[Data entries]
###

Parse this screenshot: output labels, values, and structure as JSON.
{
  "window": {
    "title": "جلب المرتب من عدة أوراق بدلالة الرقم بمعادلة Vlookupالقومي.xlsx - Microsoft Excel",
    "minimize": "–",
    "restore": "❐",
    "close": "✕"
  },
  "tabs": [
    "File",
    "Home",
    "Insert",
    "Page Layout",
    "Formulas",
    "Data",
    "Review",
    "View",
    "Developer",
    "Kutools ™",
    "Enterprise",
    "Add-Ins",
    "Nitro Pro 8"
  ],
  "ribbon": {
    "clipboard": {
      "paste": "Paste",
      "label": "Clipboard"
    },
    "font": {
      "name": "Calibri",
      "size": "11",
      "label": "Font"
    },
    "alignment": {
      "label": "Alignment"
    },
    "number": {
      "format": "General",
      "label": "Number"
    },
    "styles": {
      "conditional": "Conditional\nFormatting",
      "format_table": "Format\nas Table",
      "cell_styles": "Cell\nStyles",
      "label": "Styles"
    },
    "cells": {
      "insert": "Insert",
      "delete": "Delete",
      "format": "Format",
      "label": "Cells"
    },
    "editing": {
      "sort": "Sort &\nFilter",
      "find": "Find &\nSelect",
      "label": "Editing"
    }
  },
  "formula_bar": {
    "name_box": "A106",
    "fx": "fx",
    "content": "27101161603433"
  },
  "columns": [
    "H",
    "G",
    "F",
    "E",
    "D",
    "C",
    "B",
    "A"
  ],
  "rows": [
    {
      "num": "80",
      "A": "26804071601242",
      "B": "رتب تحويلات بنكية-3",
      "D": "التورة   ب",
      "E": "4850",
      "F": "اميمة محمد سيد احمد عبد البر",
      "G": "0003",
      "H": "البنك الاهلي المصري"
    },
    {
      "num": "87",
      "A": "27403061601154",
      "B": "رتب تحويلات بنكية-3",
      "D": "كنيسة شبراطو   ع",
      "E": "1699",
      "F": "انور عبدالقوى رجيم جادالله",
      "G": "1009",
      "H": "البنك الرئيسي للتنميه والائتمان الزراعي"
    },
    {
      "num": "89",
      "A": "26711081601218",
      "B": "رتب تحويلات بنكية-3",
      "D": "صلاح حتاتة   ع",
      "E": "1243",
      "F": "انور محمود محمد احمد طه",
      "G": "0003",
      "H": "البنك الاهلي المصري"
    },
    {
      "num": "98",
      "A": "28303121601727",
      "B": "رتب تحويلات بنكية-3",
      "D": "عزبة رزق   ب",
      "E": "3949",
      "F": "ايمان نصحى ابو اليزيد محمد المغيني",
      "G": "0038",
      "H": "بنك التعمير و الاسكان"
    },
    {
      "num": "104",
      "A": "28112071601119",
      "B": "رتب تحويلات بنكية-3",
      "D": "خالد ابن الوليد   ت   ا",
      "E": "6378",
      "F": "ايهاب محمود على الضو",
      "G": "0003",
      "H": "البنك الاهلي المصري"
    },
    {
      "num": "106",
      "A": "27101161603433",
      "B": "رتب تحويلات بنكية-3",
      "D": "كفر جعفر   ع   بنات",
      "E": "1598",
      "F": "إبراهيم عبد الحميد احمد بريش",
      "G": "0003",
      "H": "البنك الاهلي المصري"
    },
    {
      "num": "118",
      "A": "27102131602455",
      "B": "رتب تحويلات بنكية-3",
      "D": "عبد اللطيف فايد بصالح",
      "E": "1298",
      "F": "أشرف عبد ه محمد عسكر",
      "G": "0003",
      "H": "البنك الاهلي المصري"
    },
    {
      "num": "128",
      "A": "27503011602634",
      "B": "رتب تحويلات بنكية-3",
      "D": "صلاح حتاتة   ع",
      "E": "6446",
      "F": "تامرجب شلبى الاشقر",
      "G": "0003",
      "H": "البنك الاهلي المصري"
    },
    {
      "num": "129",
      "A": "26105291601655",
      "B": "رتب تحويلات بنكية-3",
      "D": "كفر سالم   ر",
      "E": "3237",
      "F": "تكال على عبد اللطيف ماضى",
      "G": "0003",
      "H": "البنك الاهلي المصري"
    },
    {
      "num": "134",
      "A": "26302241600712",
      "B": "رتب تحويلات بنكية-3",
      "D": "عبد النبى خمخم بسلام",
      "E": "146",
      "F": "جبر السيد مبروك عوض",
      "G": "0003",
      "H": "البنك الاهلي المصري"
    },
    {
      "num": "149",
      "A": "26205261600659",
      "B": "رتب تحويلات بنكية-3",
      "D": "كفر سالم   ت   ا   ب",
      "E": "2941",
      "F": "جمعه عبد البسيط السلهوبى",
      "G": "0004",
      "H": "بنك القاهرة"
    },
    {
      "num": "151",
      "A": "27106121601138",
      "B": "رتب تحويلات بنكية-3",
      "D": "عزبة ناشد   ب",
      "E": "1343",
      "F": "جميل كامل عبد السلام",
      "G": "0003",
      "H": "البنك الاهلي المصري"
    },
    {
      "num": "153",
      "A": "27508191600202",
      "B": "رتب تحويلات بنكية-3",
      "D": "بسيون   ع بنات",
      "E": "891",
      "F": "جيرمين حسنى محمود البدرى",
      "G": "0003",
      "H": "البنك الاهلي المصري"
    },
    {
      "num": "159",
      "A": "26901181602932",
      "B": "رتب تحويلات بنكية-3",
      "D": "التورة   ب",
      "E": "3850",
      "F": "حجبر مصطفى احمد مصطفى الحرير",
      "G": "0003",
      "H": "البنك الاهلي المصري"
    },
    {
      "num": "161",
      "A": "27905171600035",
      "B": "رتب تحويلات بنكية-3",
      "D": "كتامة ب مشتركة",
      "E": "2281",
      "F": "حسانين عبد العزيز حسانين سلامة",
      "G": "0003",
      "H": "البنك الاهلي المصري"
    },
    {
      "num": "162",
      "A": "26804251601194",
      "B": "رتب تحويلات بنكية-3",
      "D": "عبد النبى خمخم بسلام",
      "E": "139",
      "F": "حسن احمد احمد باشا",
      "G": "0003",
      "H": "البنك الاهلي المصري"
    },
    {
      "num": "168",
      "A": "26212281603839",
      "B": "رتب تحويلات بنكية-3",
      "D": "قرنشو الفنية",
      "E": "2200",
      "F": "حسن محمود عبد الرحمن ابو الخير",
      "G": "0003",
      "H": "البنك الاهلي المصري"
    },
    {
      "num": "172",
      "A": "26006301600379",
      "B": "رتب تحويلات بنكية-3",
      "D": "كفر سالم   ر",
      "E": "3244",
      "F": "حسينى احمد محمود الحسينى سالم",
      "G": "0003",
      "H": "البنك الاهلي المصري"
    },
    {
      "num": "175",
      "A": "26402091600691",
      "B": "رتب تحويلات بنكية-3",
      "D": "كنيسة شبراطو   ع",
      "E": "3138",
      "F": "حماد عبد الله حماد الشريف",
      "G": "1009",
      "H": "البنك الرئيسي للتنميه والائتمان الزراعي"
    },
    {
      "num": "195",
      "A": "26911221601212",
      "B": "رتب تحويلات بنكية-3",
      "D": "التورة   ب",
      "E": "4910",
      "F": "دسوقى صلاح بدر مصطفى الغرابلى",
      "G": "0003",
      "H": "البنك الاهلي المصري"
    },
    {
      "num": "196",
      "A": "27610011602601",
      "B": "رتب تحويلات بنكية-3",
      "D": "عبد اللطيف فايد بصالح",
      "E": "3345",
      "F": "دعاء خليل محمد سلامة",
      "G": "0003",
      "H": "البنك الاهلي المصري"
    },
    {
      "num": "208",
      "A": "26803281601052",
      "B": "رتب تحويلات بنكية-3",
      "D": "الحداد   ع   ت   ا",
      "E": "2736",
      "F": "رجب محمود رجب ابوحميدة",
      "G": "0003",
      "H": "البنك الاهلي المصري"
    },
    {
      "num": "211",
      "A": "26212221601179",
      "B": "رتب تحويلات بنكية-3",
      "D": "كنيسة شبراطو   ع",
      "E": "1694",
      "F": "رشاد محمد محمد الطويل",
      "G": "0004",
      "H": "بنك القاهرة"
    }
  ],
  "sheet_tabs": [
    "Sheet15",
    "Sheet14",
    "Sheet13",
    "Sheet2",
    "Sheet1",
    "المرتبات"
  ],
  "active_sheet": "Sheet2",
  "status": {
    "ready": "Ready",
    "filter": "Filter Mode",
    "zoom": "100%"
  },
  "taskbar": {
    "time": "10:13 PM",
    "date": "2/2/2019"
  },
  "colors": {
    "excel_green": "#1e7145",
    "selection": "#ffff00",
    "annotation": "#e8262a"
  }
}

###

### WORK TO COMPLETE:
Gather each line of the listing that holds the string "احمد".

### OUTPUT FOR THIS TASK:
      "F": "اميمة محمد سيد احمد عبد البر",
      "F": "انور محمود محمد احمد طه",
      "F": "إبراهيم عبد الحميد احمد بريش",
      "F": "حجبر مصطفى احمد مصطفى الحرير",
      "F": "حسن احمد احمد باشا",
      "F": "حسينى احمد محمود الحسينى سالم",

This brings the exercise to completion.